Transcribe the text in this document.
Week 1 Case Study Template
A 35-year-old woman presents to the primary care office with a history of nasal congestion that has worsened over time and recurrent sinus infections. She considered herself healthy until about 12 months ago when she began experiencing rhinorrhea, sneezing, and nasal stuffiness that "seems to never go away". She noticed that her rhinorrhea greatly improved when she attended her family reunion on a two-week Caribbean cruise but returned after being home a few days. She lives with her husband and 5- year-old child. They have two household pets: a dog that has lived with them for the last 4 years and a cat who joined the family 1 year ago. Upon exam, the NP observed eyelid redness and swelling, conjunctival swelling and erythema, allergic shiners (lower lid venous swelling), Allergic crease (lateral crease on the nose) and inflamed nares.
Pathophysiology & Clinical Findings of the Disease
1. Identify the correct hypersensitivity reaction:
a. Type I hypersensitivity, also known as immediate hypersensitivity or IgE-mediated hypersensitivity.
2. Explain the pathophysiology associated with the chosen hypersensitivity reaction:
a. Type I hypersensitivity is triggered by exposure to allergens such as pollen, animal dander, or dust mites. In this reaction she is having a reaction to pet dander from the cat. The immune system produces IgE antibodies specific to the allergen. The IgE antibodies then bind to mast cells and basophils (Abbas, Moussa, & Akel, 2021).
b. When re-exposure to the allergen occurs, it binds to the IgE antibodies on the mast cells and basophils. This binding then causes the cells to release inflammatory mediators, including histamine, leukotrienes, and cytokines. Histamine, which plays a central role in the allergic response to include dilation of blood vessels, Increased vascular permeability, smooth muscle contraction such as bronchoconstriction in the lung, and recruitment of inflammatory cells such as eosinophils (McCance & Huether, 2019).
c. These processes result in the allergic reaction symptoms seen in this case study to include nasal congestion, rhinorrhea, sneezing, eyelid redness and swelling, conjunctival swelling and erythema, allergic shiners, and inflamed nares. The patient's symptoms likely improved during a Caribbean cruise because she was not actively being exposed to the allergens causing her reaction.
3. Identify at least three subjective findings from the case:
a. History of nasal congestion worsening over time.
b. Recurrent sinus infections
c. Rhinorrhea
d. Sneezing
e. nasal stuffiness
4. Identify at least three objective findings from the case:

- - - - -

Aim of the exercise
Copy out all lines of the material containing the word "antibodies".

Response to the exercise
a. Type I hypersensitivity is triggered by exposure to allergens such as pollen, animal dander, or dust mites. In this reaction she is having a reaction to pet dander from the cat. The immune system produces IgE antibodies specific to the allergen. The IgE antibodies then bind to mast cells and basophils (Abbas, Moussa, & Akel, 2021).
b. When re-exposure to the allergen occurs, it binds to the IgE antibodies on the mast cells and basophils. This binding then causes the cells to release inflammatory mediators, including histamine, leukotrienes, and cytokines. Histamine, which plays a central role in the allergic response to include dilation of blood vessels, Increased vascular permeability, smooth muscle contraction such as bronchoconstriction in the lung, and recruitment of inflammatory cells such as eosinophils (McCance & Huether, 2019).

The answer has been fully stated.